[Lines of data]
▼

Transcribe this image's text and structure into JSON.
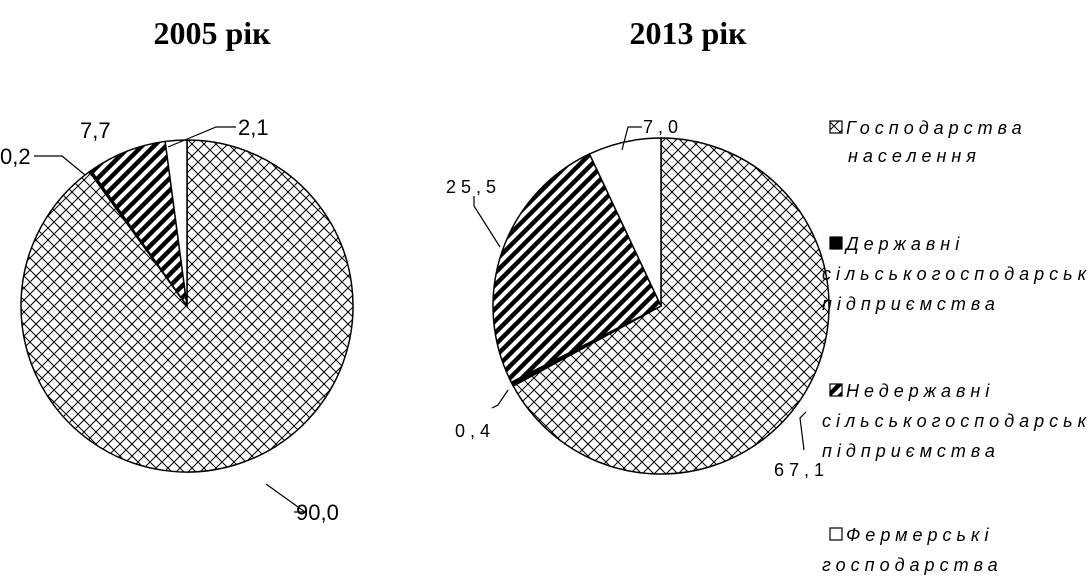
{
  "chart_data": [
    {
      "type": "pie",
      "title": "2005 рік",
      "categories": [
        "Господарства населення",
        "Державні сільськогосподарські підприємства",
        "Недержавні сільськогосподарські підприємства",
        "Фермерські господарства"
      ],
      "values": [
        90.0,
        0.2,
        7.7,
        2.1
      ],
      "labels": [
        "90,0",
        "0,2",
        "7,7",
        "2,1"
      ]
    },
    {
      "type": "pie",
      "title": "2013 рік",
      "categories": [
        "Господарства населення",
        "Державні сільськогосподарські підприємства",
        "Недержавні сільськогосподарські підприємства",
        "Фермерські господарства"
      ],
      "values": [
        67.1,
        0.4,
        25.5,
        7.0
      ],
      "labels": [
        "67,1",
        "0,4",
        "25,5",
        "7,0"
      ]
    }
  ],
  "legend": {
    "position": "right",
    "items": [
      {
        "lines": [
          "Господарства",
          "населення"
        ],
        "pattern": "crosshatch"
      },
      {
        "lines": [
          "Державні",
          "сільськогосподарські",
          "підприємства"
        ],
        "pattern": "solid-black"
      },
      {
        "lines": [
          "Недержавні",
          "сільськогосподарські",
          "підприємства"
        ],
        "pattern": "diagonal-stripes"
      },
      {
        "lines": [
          "Фермерські",
          "господарства"
        ],
        "pattern": "white"
      }
    ]
  },
  "colors": {
    "stroke": "#000000",
    "background": "#ffffff"
  }
}
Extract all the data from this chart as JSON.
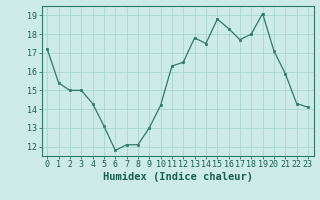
{
  "x": [
    0,
    1,
    2,
    3,
    4,
    5,
    6,
    7,
    8,
    9,
    10,
    11,
    12,
    13,
    14,
    15,
    16,
    17,
    18,
    19,
    20,
    21,
    22,
    23
  ],
  "y": [
    17.2,
    15.4,
    15.0,
    15.0,
    14.3,
    13.1,
    11.8,
    12.1,
    12.1,
    13.0,
    14.2,
    16.3,
    16.5,
    17.8,
    17.5,
    18.8,
    18.3,
    17.7,
    18.0,
    19.1,
    17.1,
    15.9,
    14.3,
    14.1
  ],
  "xlabel": "Humidex (Indice chaleur)",
  "ylim": [
    11.5,
    19.5
  ],
  "xlim": [
    -0.5,
    23.5
  ],
  "yticks": [
    12,
    13,
    14,
    15,
    16,
    17,
    18,
    19
  ],
  "xticks": [
    0,
    1,
    2,
    3,
    4,
    5,
    6,
    7,
    8,
    9,
    10,
    11,
    12,
    13,
    14,
    15,
    16,
    17,
    18,
    19,
    20,
    21,
    22,
    23
  ],
  "line_color": "#2d7a6a",
  "marker_color": "#2d7a6a",
  "bg_color": "#cceae7",
  "grid_color": "#aad4d0",
  "axis_color": "#2d7a6a",
  "label_color": "#1a5f52",
  "tick_font_size": 6.0,
  "xlabel_font_size": 7.5
}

▲

▶ _Task statement_
Only the lines from the line containing "Extract all the data from this chart as JSON." through the end of the data are to be reproduced, exactly and with both ends included; pictures are omitted.

▶ _Response to this task_
Extract all the data from this chart as JSON.
{
  "x": [
    0,
    1,
    2,
    3,
    4,
    5,
    6,
    7,
    8,
    9,
    10,
    11,
    12,
    13,
    14,
    15,
    16,
    17,
    18,
    19,
    20,
    21,
    22,
    23
  ],
  "y": [
    17.2,
    15.4,
    15.0,
    15.0,
    14.3,
    13.1,
    11.8,
    12.1,
    12.1,
    13.0,
    14.2,
    16.3,
    16.5,
    17.8,
    17.5,
    18.8,
    18.3,
    17.7,
    18.0,
    19.1,
    17.1,
    15.9,
    14.3,
    14.1
  ],
  "xlabel": "Humidex (Indice chaleur)",
  "ylim": [
    11.5,
    19.5
  ],
  "xlim": [
    -0.5,
    23.5
  ],
  "yticks": [
    12,
    13,
    14,
    15,
    16,
    17,
    18,
    19
  ],
  "xticks": [
    0,
    1,
    2,
    3,
    4,
    5,
    6,
    7,
    8,
    9,
    10,
    11,
    12,
    13,
    14,
    15,
    16,
    17,
    18,
    19,
    20,
    21,
    22,
    23
  ],
  "line_color": "#2d7a6a",
  "marker_color": "#2d7a6a",
  "bg_color": "#cceae7",
  "grid_color": "#aad4d0",
  "axis_color": "#2d7a6a",
  "label_color": "#1a5f52",
  "tick_font_size": 6.0,
  "xlabel_font_size": 7.5
}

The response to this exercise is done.